* Begin Data records *

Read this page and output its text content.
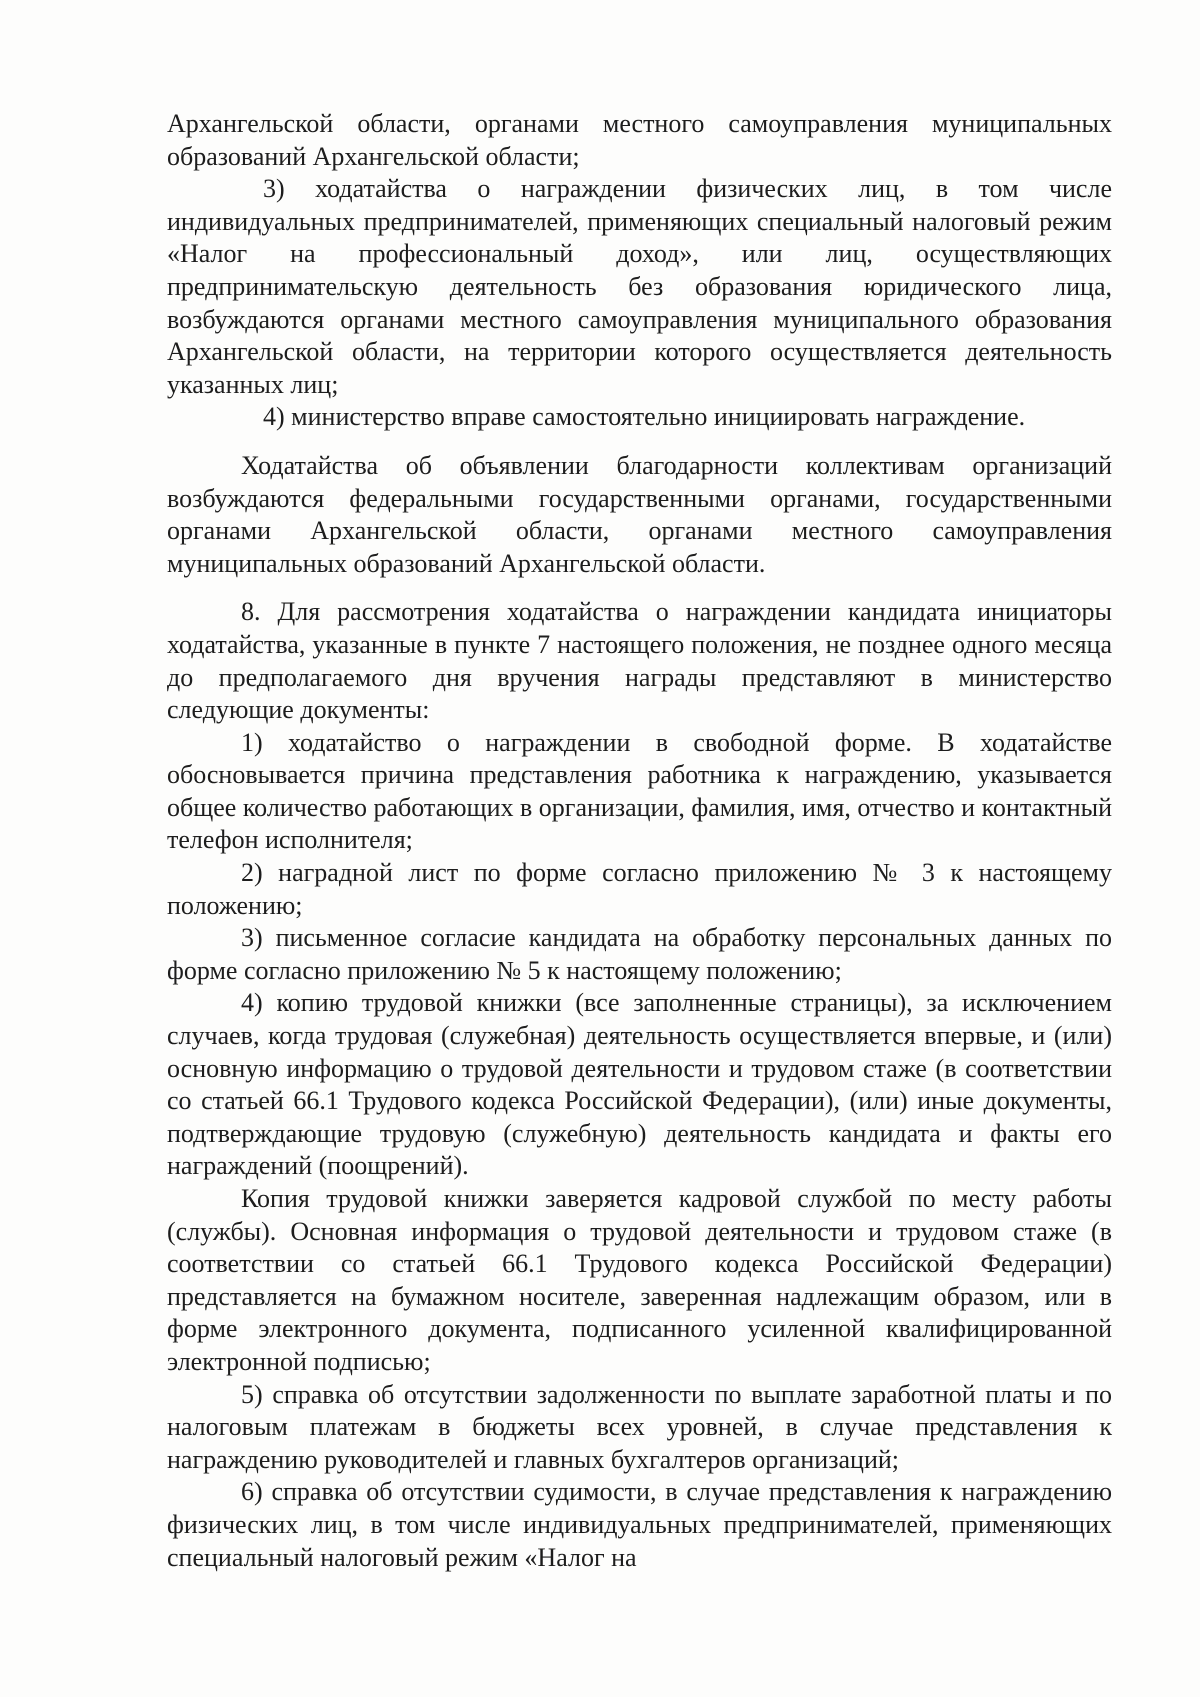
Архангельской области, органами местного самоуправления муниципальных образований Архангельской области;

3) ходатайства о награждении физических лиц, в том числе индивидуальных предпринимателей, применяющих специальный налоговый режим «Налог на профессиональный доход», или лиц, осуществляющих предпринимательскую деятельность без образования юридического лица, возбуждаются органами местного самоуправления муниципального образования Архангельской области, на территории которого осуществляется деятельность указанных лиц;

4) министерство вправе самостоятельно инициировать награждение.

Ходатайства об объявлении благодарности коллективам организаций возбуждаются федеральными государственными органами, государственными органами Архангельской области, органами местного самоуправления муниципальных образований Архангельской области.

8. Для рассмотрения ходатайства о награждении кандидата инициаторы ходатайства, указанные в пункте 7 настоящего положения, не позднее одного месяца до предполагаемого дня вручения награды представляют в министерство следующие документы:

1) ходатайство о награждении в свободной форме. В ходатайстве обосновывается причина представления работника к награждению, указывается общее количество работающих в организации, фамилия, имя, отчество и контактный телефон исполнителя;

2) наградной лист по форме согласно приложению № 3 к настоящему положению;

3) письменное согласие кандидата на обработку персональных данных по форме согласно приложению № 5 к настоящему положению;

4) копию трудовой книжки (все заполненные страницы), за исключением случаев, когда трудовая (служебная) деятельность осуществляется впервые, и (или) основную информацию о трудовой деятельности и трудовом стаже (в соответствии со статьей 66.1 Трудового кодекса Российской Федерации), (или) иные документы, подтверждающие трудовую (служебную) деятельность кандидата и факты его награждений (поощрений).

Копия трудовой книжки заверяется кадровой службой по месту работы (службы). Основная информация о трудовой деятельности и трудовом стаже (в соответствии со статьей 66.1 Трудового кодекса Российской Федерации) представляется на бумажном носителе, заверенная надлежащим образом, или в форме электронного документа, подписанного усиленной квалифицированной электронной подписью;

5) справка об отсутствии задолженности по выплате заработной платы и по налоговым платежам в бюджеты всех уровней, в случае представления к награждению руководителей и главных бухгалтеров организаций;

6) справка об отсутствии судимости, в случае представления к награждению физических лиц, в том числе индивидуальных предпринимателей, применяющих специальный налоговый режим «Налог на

* End Data records *
* Begin Data records *

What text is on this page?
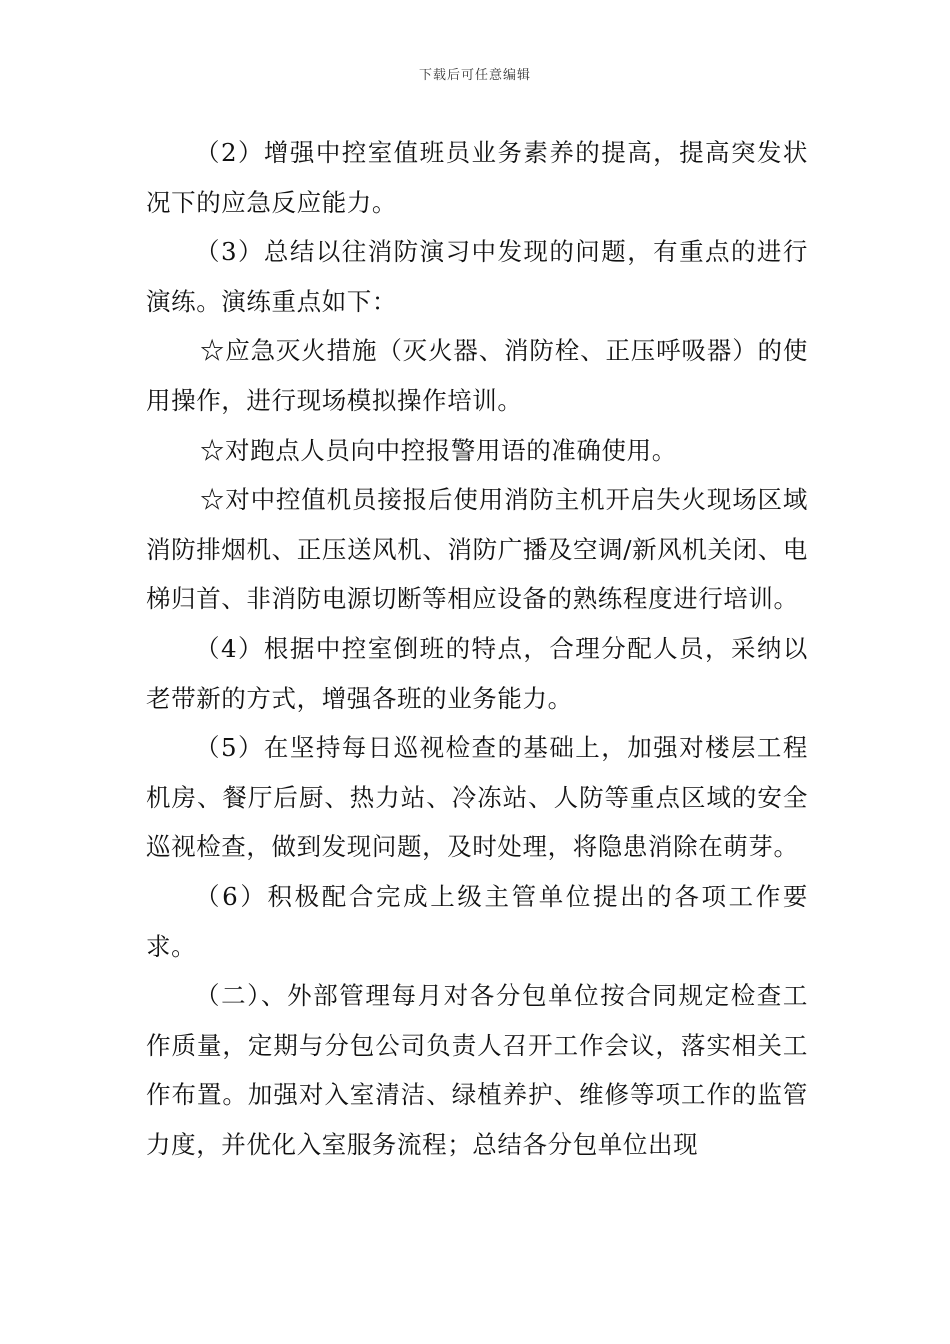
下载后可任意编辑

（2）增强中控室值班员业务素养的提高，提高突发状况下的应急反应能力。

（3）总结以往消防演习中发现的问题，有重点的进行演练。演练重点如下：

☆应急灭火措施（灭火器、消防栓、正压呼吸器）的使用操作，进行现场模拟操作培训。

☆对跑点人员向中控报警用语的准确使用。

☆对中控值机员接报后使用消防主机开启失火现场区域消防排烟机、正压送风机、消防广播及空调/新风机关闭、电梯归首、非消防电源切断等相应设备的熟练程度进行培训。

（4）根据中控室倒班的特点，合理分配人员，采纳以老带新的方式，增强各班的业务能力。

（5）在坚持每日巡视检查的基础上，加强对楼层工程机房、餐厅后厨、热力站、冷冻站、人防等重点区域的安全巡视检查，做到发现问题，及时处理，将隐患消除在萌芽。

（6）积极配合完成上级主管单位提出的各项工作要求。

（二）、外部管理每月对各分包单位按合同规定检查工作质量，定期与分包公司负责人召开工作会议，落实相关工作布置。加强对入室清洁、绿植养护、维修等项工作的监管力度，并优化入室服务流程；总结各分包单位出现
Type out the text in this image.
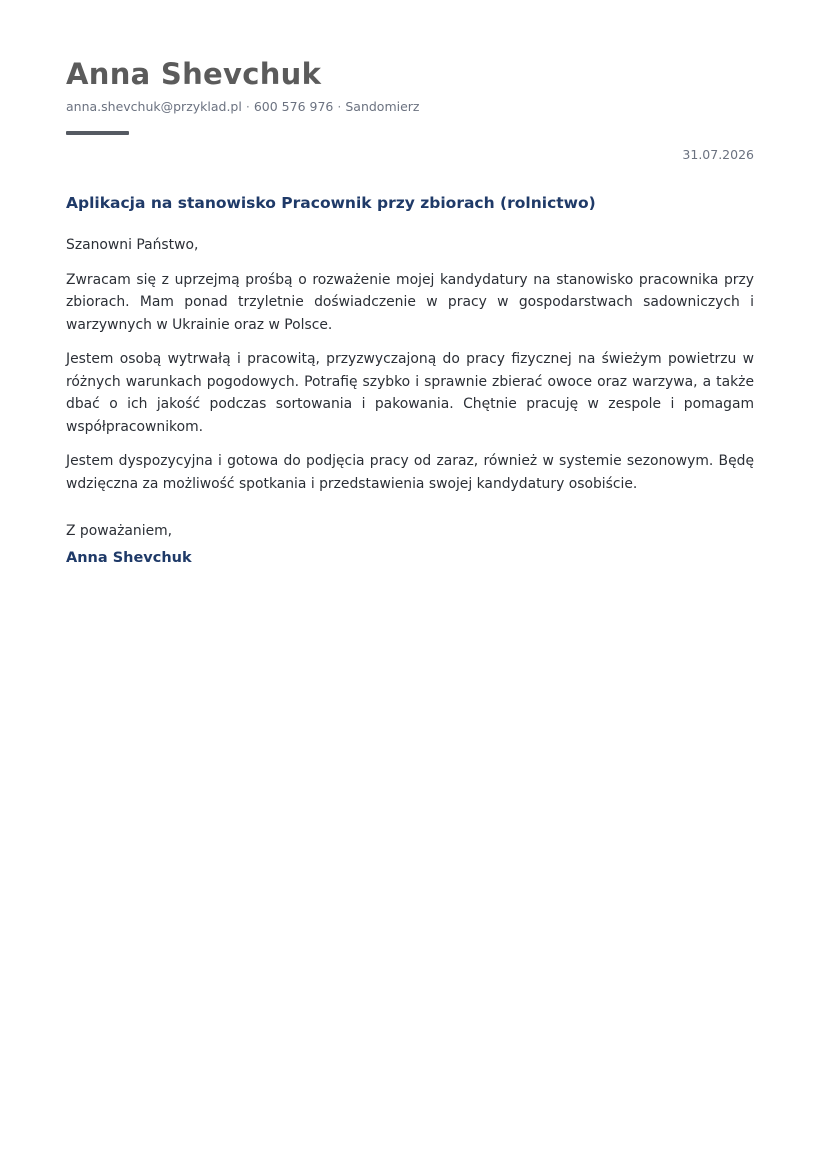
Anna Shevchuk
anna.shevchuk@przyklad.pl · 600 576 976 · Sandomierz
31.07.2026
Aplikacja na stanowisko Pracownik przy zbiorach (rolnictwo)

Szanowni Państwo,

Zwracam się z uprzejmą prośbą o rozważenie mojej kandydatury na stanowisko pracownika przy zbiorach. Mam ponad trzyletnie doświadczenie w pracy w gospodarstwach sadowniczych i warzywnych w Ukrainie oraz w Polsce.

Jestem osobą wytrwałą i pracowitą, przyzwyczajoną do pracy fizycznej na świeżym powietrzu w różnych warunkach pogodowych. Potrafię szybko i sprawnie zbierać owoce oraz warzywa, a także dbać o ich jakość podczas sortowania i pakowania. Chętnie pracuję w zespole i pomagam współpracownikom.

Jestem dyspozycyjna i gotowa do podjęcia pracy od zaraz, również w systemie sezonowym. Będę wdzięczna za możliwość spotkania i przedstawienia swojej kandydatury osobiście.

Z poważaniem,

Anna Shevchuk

* End Data records *
* Begin Data records *

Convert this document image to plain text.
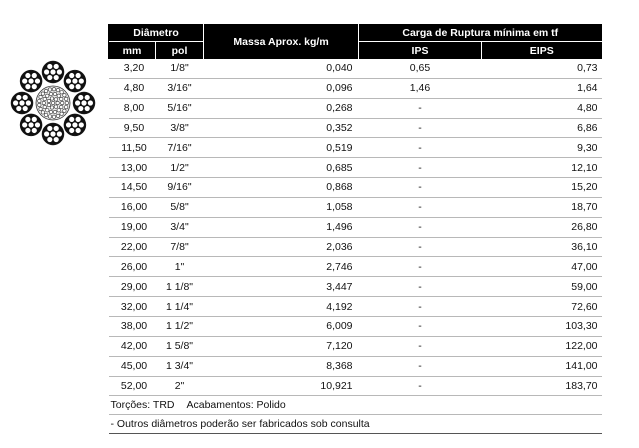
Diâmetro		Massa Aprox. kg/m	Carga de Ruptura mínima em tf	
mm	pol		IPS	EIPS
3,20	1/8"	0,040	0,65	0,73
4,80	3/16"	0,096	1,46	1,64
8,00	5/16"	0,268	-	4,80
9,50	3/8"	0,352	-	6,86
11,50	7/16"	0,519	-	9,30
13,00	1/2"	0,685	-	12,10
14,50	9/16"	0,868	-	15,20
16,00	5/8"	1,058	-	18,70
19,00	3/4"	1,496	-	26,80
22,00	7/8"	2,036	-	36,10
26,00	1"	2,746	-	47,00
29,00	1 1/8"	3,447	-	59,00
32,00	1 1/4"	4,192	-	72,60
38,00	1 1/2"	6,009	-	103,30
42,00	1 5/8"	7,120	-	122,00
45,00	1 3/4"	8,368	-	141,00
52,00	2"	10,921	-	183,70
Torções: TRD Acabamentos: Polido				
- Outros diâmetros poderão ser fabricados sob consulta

* End Data records *

## Exercise aim
Every line of the listing that holds "stanowisko" should be found and copied.

## Task result
Aplikacja na stanowisko Pracownik przy zbiorach (rolnictwo)
Zwracam się z uprzejmą prośbą o rozważenie mojej kandydatury na stanowisko pracownika przy zbiorach. Mam ponad trzyletnie doświadczenie w pracy w gospodarstwach sadowniczych i warzywnych w Ukrainie oraz w Polsce.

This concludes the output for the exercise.